(Extracted data entries)
= = = = = = =
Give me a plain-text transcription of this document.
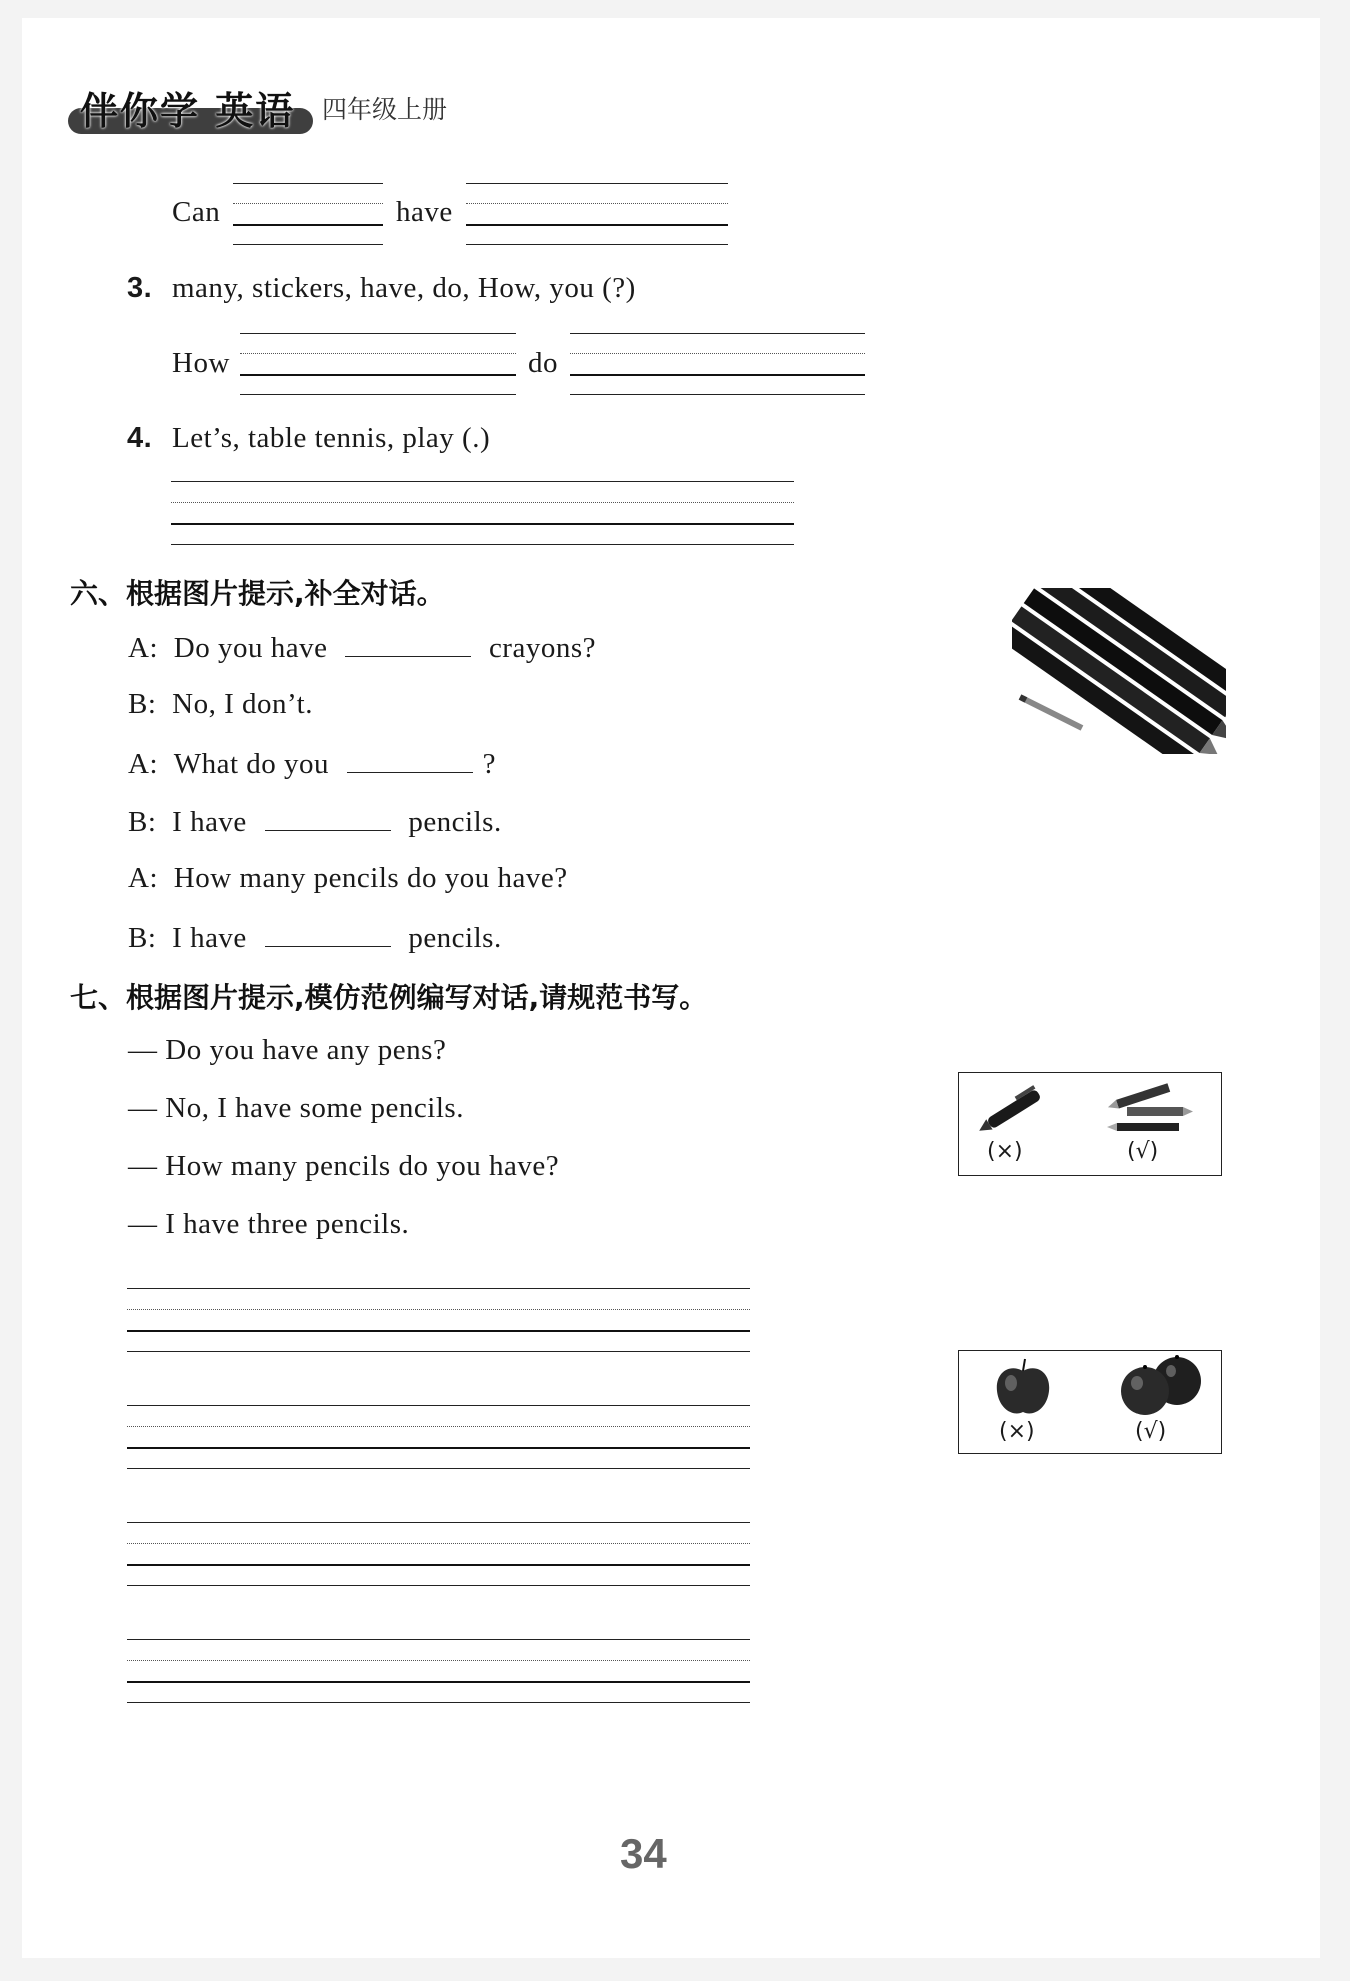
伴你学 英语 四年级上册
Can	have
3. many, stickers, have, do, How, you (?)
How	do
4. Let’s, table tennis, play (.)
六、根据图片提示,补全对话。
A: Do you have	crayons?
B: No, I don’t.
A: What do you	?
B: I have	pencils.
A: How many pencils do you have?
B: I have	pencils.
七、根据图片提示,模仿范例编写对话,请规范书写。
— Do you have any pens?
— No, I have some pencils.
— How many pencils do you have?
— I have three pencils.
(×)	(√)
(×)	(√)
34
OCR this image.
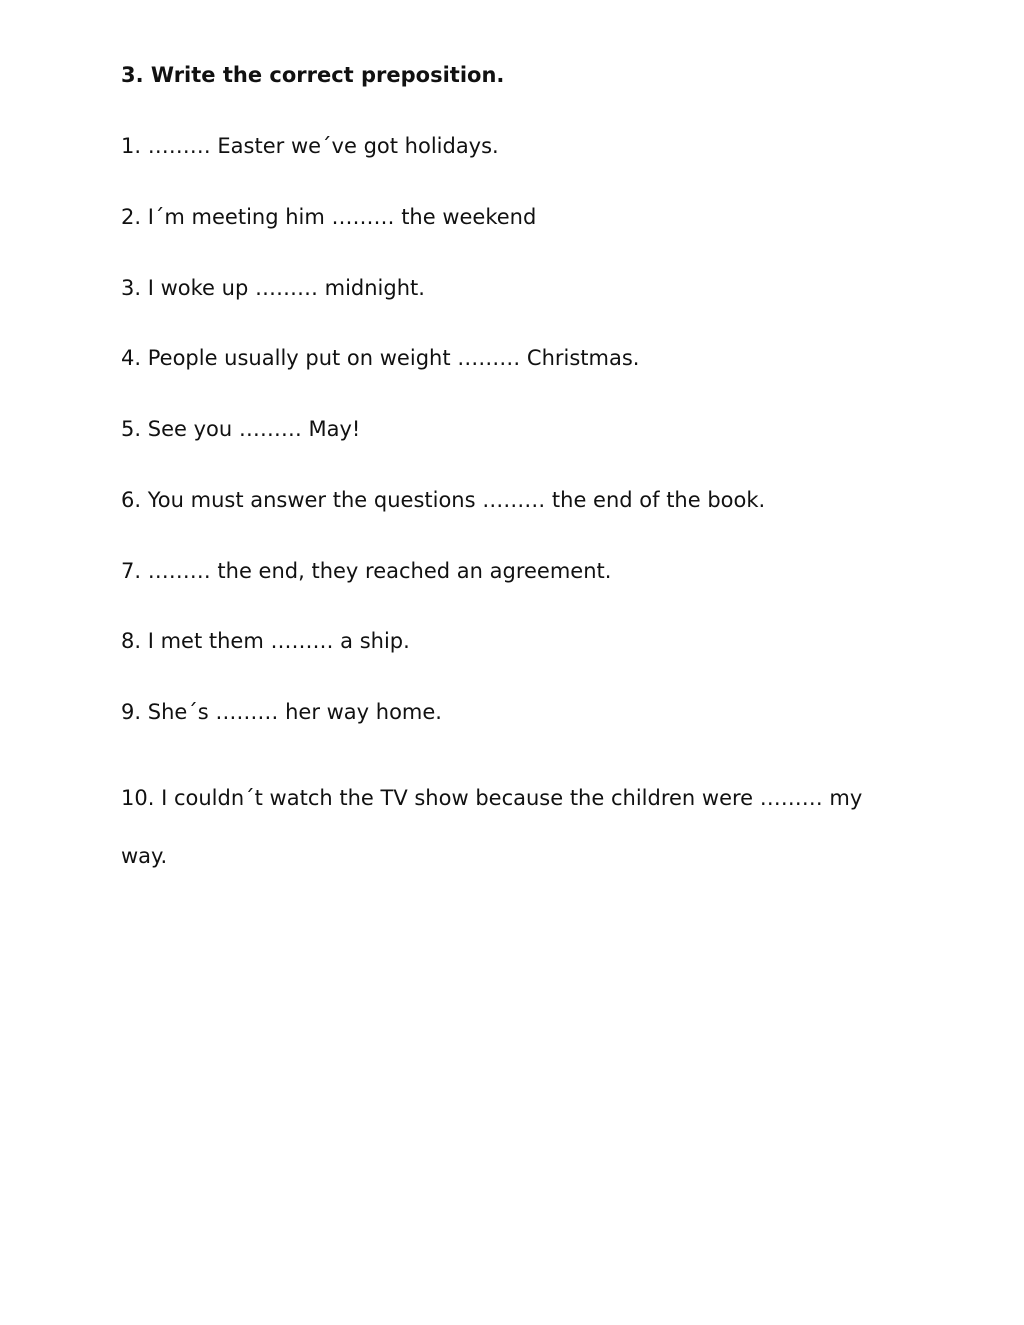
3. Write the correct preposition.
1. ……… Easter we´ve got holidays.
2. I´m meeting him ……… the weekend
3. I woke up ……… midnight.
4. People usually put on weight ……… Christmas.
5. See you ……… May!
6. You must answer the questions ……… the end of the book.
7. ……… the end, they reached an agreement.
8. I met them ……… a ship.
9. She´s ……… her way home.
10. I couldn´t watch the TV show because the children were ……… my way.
= = = = = = =
OBJECTIVE: For the listing above, identify each line bearing "have".

FINISHED ANSWER:
Can	have
3. many, stickers, have, do, How, you (?)
A: Do you have	crayons?
B: I have	pencils.
A: How many pencils do you have?
B: I have	pencils.
— Do you have any pens?
— No, I have some pencils.
— How many pencils do you have?
— I have three pencils.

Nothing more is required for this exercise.